_TASK_.
Identify and copy all lines of the material where the string "xlabel" is found.

_RECORDS SHOWN_.
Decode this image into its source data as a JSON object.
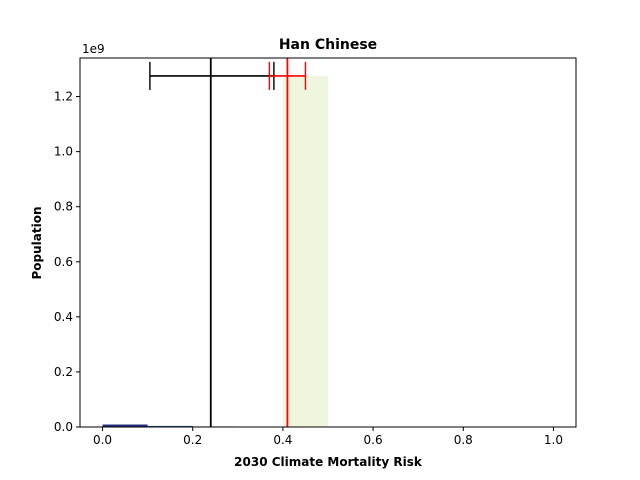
{
  "chart_data": {
    "type": "bar",
    "title": "Han Chinese",
    "xlabel": "2030 Climate Mortality Risk",
    "ylabel": "Population",
    "y_scale_label": "1e9",
    "xlim": [
      -0.05,
      1.05
    ],
    "ylim": [
      0,
      1.34
    ],
    "x_ticks": [
      0.0,
      0.2,
      0.4,
      0.6,
      0.8,
      1.0
    ],
    "x_tick_labels": [
      "0.0",
      "0.2",
      "0.4",
      "0.6",
      "0.8",
      "1.0"
    ],
    "y_ticks": [
      0.0,
      0.2,
      0.4,
      0.6,
      0.8,
      1.0,
      1.2
    ],
    "y_tick_labels": [
      "0.0",
      "0.2",
      "0.4",
      "0.6",
      "0.8",
      "1.0",
      "1.2"
    ],
    "grid": false,
    "bars": [
      {
        "x0": 0.0,
        "x1": 0.1,
        "value": 0.009,
        "color": "#232d7e"
      },
      {
        "x0": 0.1,
        "x1": 0.2,
        "value": 0.004,
        "color": "#2a5f8e"
      },
      {
        "x0": 0.2,
        "x1": 0.3,
        "value": 0.002,
        "color": "#3a7aa0"
      },
      {
        "x0": 0.4,
        "x1": 0.5,
        "value": 1.275,
        "color": "#eef7de"
      }
    ],
    "markers": [
      {
        "name": "black",
        "color": "#000000",
        "x": 0.24,
        "err_low": 0.105,
        "err_high": 0.38,
        "y": 1.275
      },
      {
        "name": "red",
        "color": "#ff0000",
        "x": 0.41,
        "err_low": 0.37,
        "err_high": 0.45,
        "y": 1.275
      }
    ]
  }
}
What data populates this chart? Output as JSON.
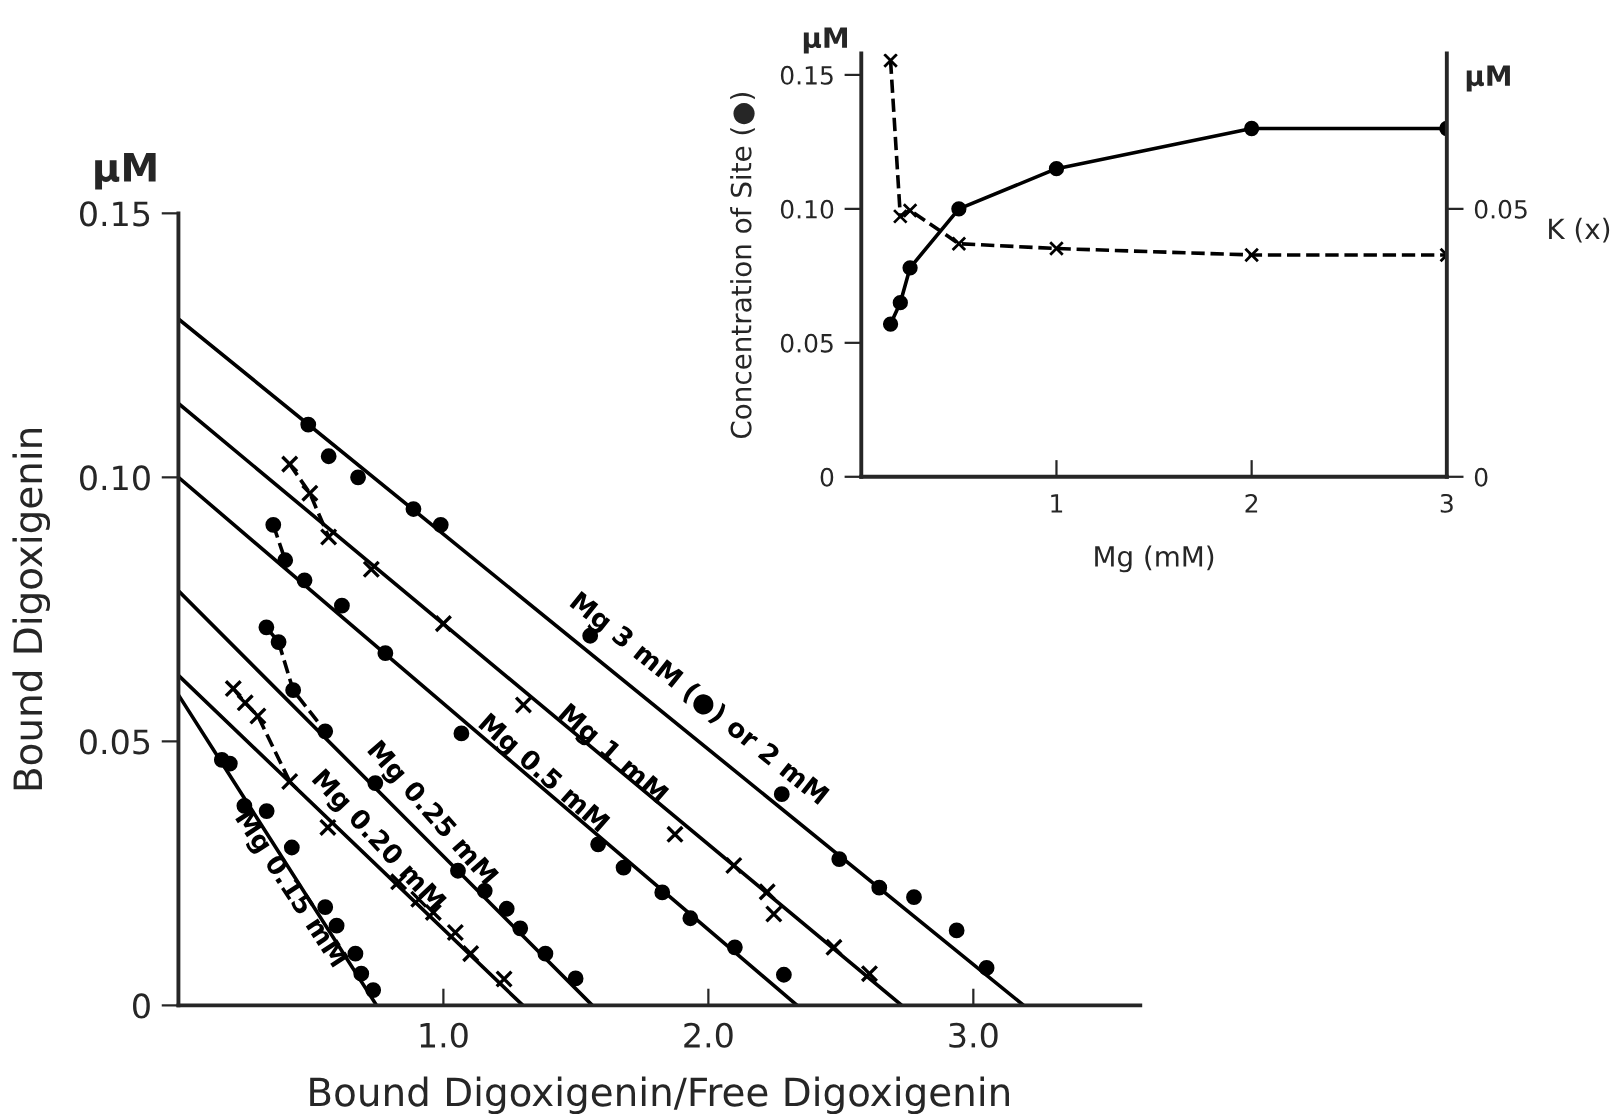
{
  "chart_data": [
    {
      "type": "scatter",
      "xlabel": "Bound Digoxigenin/Free Digoxigenin",
      "ylabel": "Bound Digoxigenin",
      "annotations": [
        "μM"
      ],
      "xlim": [
        0,
        3.63
      ],
      "xticks": [
        {
          "value": 1,
          "label": "1.0"
        },
        {
          "value": 2,
          "label": "2.0"
        },
        {
          "value": 3,
          "label": "3.0"
        }
      ],
      "ylim": [
        0,
        0.15
      ],
      "yticks": [
        0,
        {
          "value": 0.05,
          "label": "0.05"
        },
        {
          "value": 0.1,
          "label": "0.10"
        },
        {
          "value": 0.15,
          "label": "0.15"
        }
      ],
      "series": [
        {
          "type": "line",
          "color": "#000000",
          "x": [
            0,
            3.19
          ],
          "values": [
            0.13,
            0
          ],
          "line_style": "solid"
        },
        {
          "name": "Mg 3 mM (●) or 2 mM",
          "color": "#000000",
          "marker": "circle",
          "x": [
            0.49,
            0.567,
            0.678,
            0.887,
            0.99,
            1.554,
            2.277,
            2.494,
            2.645,
            2.776,
            2.937,
            3.05
          ],
          "values": [
            0.11,
            0.104,
            0.1,
            0.094,
            0.091,
            0.07,
            0.04,
            0.0277,
            0.0223,
            0.0205,
            0.0142,
            0.0071
          ]
        },
        {
          "type": "line",
          "color": "#000000",
          "x": [
            0,
            2.73
          ],
          "values": [
            0.114,
            0
          ],
          "line_style": "solid"
        },
        {
          "name": "Mg 1 mM",
          "color": "#000000",
          "marker": "cross",
          "x": [
            0.42,
            0.496,
            0.567,
            0.728,
            1.0,
            1.302,
            1.874,
            2.096,
            2.222,
            2.247,
            2.474,
            2.608
          ],
          "values": [
            0.1025,
            0.097,
            0.0887,
            0.0826,
            0.0723,
            0.0569,
            0.0324,
            0.0265,
            0.0215,
            0.0173,
            0.011,
            0.006
          ]
        },
        {
          "type": "line",
          "color": "#000000",
          "x": [
            0.42,
            0.496,
            0.567
          ],
          "values": [
            0.1025,
            0.097,
            0.0887
          ],
          "line_style": "dashed"
        },
        {
          "type": "line",
          "color": "#000000",
          "x": [
            0,
            2.335
          ],
          "values": [
            0.1,
            0
          ],
          "line_style": "solid"
        },
        {
          "name": "Mg 0.5 mM",
          "color": "#000000",
          "marker": "circle",
          "x": [
            0.358,
            0.403,
            0.476,
            0.617,
            0.781,
            1.068,
            1.584,
            1.68,
            1.826,
            1.932,
            2.1,
            2.285
          ],
          "values": [
            0.091,
            0.0843,
            0.0805,
            0.0757,
            0.0667,
            0.0515,
            0.0305,
            0.0261,
            0.0214,
            0.0165,
            0.011,
            0.0058
          ]
        },
        {
          "type": "line",
          "color": "#000000",
          "x": [
            0.358,
            0.403
          ],
          "values": [
            0.091,
            0.0843
          ],
          "line_style": "dashed"
        },
        {
          "type": "line",
          "color": "#000000",
          "x": [
            0,
            1.562
          ],
          "values": [
            0.0785,
            0
          ],
          "line_style": "solid"
        },
        {
          "name": "Mg 0.25 mM",
          "color": "#000000",
          "marker": "circle",
          "x": [
            0.332,
            0.378,
            0.433,
            0.554,
            0.743,
            1.055,
            1.156,
            1.239,
            1.29,
            1.385,
            1.499
          ],
          "values": [
            0.0716,
            0.0688,
            0.0597,
            0.0519,
            0.0421,
            0.0255,
            0.0217,
            0.0183,
            0.0146,
            0.0098,
            0.0051
          ]
        },
        {
          "type": "line",
          "color": "#000000",
          "x": [
            0.332,
            0.378,
            0.433,
            0.554
          ],
          "values": [
            0.0716,
            0.0688,
            0.0597,
            0.0519
          ],
          "line_style": "dashed"
        },
        {
          "type": "line",
          "color": "#000000",
          "x": [
            0,
            1.3
          ],
          "values": [
            0.0625,
            0
          ],
          "line_style": "solid"
        },
        {
          "name": "Mg 0.20 mM",
          "color": "#000000",
          "marker": "cross",
          "x": [
            0.207,
            0.252,
            0.3,
            0.42,
            0.564,
            0.831,
            0.907,
            0.962,
            1.045,
            1.103,
            1.229
          ],
          "values": [
            0.06,
            0.0573,
            0.0548,
            0.0424,
            0.0337,
            0.0234,
            0.0201,
            0.0176,
            0.0138,
            0.0098,
            0.005
          ]
        },
        {
          "type": "line",
          "color": "#000000",
          "x": [
            0.207,
            0.252,
            0.3,
            0.42
          ],
          "values": [
            0.06,
            0.0573,
            0.0548,
            0.0424
          ],
          "line_style": "dashed"
        },
        {
          "type": "line",
          "color": "#000000",
          "x": [
            0,
            0.748
          ],
          "values": [
            0.0588,
            0
          ],
          "line_style": "solid"
        },
        {
          "name": "Mg 0.15 mM",
          "color": "#000000",
          "marker": "circle",
          "x": [
            0.164,
            0.194,
            0.249,
            0.333,
            0.428,
            0.554,
            0.597,
            0.668,
            0.69,
            0.735
          ],
          "values": [
            0.0465,
            0.0458,
            0.0378,
            0.0368,
            0.0299,
            0.0186,
            0.0151,
            0.0098,
            0.006,
            0.0029
          ]
        }
      ]
    },
    {
      "type": "line",
      "xlabel": "Mg (mM)",
      "ylabel": "Concentration of Site (●)",
      "y2label": "K (x)",
      "annotations": [
        "μM",
        "μM"
      ],
      "xlim": [
        0,
        3
      ],
      "xticks": [
        1,
        2,
        3
      ],
      "ylim": [
        0,
        0.158
      ],
      "yticks": [
        0,
        {
          "value": 0.05,
          "label": "0.05"
        },
        {
          "value": 0.1,
          "label": "0.10"
        },
        {
          "value": 0.15,
          "label": "0.15"
        }
      ],
      "y2lim": [
        0,
        0.079
      ],
      "y2ticks": [
        0,
        {
          "value": 0.05,
          "label": "0.05"
        }
      ],
      "series": [
        {
          "color": "#000000",
          "marker": "circle",
          "line_style": "solid",
          "x": [
            0.15,
            0.2,
            0.25,
            0.5,
            1,
            2,
            3
          ],
          "values": [
            0.057,
            0.065,
            0.078,
            0.1,
            0.115,
            0.13,
            0.13
          ]
        },
        {
          "axis": "y2",
          "color": "#000000",
          "marker": "cross",
          "line_style": "dashed",
          "x": [
            0.15,
            0.2,
            0.25,
            0.5,
            1,
            2,
            3
          ],
          "values": [
            0.0777,
            0.0486,
            0.0497,
            0.0435,
            0.0426,
            0.0414,
            0.0414
          ]
        }
      ]
    }
  ]
}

_EXERCISE RESULT_.
    "xlabel": "2030 Climate Mortality Risk",
      "xlabel": "Bound Digoxigenin/Free Digoxigenin",
      "xlabel": "Mg (mM)",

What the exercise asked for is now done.